* **TASK REQUIREMENTS**: Every record below should be written out exactly; pictures stay out.

(Collected data)

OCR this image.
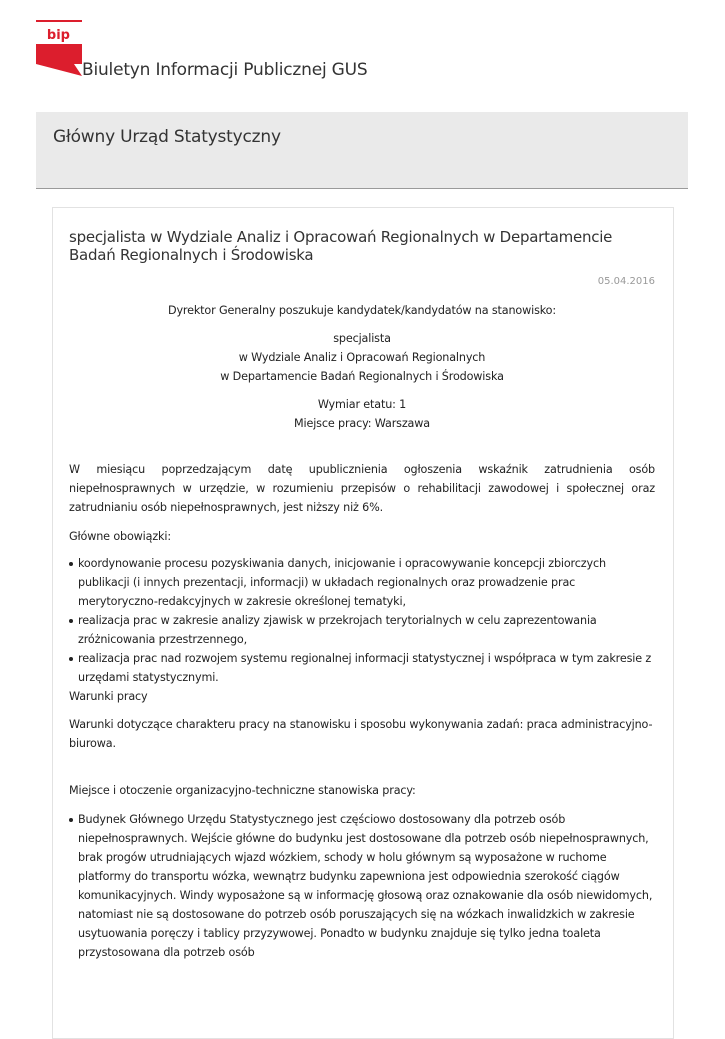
bip
Biuletyn Informacji Publicznej GUS
Główny Urząd Statystyczny
specjalista w Wydziale Analiz i Opracowań Regionalnych w Departamencie Badań Regionalnych i Środowiska
05.04.2016

Dyrektor Generalny poszukuje kandydatek/kandydatów na stanowisko:

specjalista
w Wydziale Analiz i Opracowań Regionalnych
w Departamencie Badań Regionalnych i Środowiska
Wymiar etatu: 1
Miejsce pracy: Warszawa

W miesiącu poprzedzającym datę upublicznienia ogłoszenia wskaźnik zatrudnienia osób niepełnosprawnych w urzędzie, w rozumieniu przepisów o rehabilitacji zawodowej i społecznej oraz zatrudnianiu osób niepełnosprawnych, jest niższy niż 6%.

Główne obowiązki:

koordynowanie procesu pozyskiwania danych, inicjowanie i opracowywanie koncepcji zbiorczych publikacji (i innych prezentacji, informacji) w układach regionalnych oraz prowadzenie prac merytoryczno-redakcyjnych w zakresie określonej tematyki,
realizacja prac w zakresie analizy zjawisk w przekrojach terytorialnych w celu zaprezentowania zróżnicowania przestrzennego,
realizacja prac nad rozwojem systemu regionalnej informacji statystycznej i współpraca w tym zakresie z urzędami statystycznymi.

Warunki pracy

Warunki dotyczące charakteru pracy na stanowisku i sposobu wykonywania zadań: praca administracyjno-biurowa.

Miejsce i otoczenie organizacyjno-techniczne stanowiska pracy:

Budynek Głównego Urzędu Statystycznego jest częściowo dostosowany dla potrzeb osób niepełnosprawnych. Wejście główne do budynku jest dostosowane dla potrzeb osób niepełnosprawnych, brak progów utrudniających wjazd wózkiem, schody w holu głównym są wyposażone w ruchome platformy do transportu wózka, wewnątrz budynku zapewniona jest odpowiednia szerokość ciągów komunikacyjnych. Windy wyposażone są w informację głosową oraz oznakowanie dla osób niewidomych, natomiast nie są dostosowane do potrzeb osób poruszających się na wózkach inwalidzkich w zakresie usytuowania poręczy i tablicy przyzywowej. Ponadto w budynku znajduje się tylko jedna toaleta przystosowana dla potrzeb osób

* **PROBLEM SOLUTION**:
OCR this image.
bip
Biuletyn Informacji Publicznej GUS
Główny Urząd Statystyczny
specjalista w Wydziale Analiz i Opracowań Regionalnych w Departamencie Badań Regionalnych i Środowiska
05.04.2016

Dyrektor Generalny poszukuje kandydatek/kandydatów na stanowisko:

specjalista
w Wydziale Analiz i Opracowań Regionalnych
w Departamencie Badań Regionalnych i Środowiska
Wymiar etatu: 1
Miejsce pracy: Warszawa

W miesiącu poprzedzającym datę upublicznienia ogłoszenia wskaźnik zatrudnienia osób niepełnosprawnych w urzędzie, w rozumieniu przepisów o rehabilitacji zawodowej i społecznej oraz zatrudnianiu osób niepełnosprawnych, jest niższy niż 6%.

Główne obowiązki:

koordynowanie procesu pozyskiwania danych, inicjowanie i opracowywanie koncepcji zbiorczych publikacji (i innych prezentacji, informacji) w układach regionalnych oraz prowadzenie prac merytoryczno-redakcyjnych w zakresie określonej tematyki,
realizacja prac w zakresie analizy zjawisk w przekrojach terytorialnych w celu zaprezentowania zróżnicowania przestrzennego,
realizacja prac nad rozwojem systemu regionalnej informacji statystycznej i współpraca w tym zakresie z urzędami statystycznymi.

Warunki pracy

Warunki dotyczące charakteru pracy na stanowisku i sposobu wykonywania zadań: praca administracyjno-biurowa.

Miejsce i otoczenie organizacyjno-techniczne stanowiska pracy:

Budynek Głównego Urzędu Statystycznego jest częściowo dostosowany dla potrzeb osób niepełnosprawnych. Wejście główne do budynku jest dostosowane dla potrzeb osób niepełnosprawnych, brak progów utrudniających wjazd wózkiem, schody w holu głównym są wyposażone w ruchome platformy do transportu wózka, wewnątrz budynku zapewniona jest odpowiednia szerokość ciągów komunikacyjnych. Windy wyposażone są w informację głosową oraz oznakowanie dla osób niewidomych, natomiast nie są dostosowane do potrzeb osób poruszających się na wózkach inwalidzkich w zakresie usytuowania poręczy i tablicy przyzywowej. Ponadto w budynku znajduje się tylko jedna toaleta przystosowana dla potrzeb osób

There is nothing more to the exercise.